_AIM OF THE TASK_
The records below are split into lines. How many of those lines contain the string "administrador"? Reply with the number only.

_MATERIAL FOR THIS EXERCISE_

━━━

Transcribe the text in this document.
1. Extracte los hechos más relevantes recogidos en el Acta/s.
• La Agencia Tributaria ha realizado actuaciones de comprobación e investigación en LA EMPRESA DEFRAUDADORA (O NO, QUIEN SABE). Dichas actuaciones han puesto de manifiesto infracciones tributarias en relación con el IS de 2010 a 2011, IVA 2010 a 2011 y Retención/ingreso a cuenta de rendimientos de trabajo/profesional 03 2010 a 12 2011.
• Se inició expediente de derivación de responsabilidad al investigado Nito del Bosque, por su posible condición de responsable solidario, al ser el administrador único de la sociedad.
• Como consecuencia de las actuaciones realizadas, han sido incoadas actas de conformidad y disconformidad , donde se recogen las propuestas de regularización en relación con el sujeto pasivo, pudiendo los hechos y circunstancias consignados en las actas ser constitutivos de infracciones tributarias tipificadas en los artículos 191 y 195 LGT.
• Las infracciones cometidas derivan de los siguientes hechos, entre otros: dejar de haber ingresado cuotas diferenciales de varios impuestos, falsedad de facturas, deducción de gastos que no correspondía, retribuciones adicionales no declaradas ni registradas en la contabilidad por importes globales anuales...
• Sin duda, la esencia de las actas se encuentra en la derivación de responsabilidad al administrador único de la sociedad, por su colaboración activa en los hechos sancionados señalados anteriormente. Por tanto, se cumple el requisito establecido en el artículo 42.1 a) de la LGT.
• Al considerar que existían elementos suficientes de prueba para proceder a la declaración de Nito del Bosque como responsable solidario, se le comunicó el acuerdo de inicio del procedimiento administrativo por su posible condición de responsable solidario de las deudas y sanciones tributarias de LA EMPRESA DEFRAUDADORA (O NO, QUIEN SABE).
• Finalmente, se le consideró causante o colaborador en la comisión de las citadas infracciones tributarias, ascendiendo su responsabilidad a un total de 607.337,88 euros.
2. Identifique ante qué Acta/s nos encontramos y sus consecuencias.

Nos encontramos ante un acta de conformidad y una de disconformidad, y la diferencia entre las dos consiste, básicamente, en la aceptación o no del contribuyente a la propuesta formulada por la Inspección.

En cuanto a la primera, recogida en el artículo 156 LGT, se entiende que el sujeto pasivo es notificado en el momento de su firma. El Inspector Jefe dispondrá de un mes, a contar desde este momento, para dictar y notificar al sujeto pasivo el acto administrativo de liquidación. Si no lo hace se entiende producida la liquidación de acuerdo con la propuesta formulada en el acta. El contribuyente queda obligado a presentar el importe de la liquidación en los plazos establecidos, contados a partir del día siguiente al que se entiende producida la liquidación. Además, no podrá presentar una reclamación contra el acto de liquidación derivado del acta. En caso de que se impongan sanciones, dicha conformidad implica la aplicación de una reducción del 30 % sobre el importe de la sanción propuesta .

━━━

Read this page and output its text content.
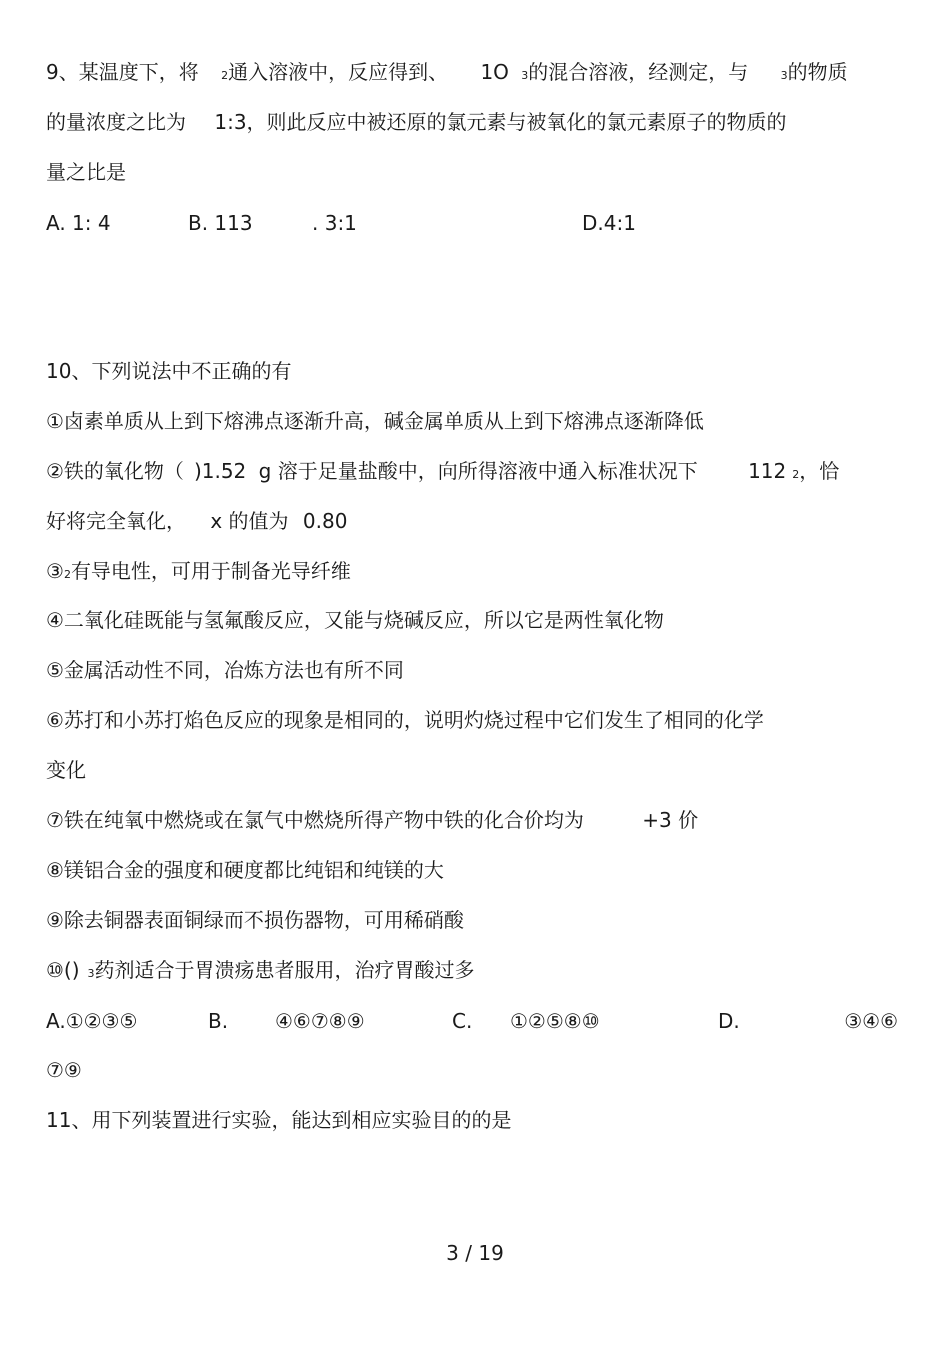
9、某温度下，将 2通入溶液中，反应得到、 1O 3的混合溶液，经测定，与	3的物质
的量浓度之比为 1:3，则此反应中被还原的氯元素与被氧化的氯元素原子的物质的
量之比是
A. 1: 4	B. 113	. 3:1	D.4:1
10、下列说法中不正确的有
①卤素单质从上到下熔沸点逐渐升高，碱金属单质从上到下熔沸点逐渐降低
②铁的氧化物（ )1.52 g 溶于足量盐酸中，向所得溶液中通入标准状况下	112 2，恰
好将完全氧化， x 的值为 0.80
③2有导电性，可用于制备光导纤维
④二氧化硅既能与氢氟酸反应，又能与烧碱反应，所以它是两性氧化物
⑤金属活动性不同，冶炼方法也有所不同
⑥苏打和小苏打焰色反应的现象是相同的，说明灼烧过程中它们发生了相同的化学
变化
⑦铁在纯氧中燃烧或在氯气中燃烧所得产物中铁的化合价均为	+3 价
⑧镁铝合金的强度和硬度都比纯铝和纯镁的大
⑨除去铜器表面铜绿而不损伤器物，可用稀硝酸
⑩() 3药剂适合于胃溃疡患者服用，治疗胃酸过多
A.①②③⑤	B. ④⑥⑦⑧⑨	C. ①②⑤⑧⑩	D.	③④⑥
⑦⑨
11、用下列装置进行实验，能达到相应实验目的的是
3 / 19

━━━

_RESULT OF THIS TASK_
2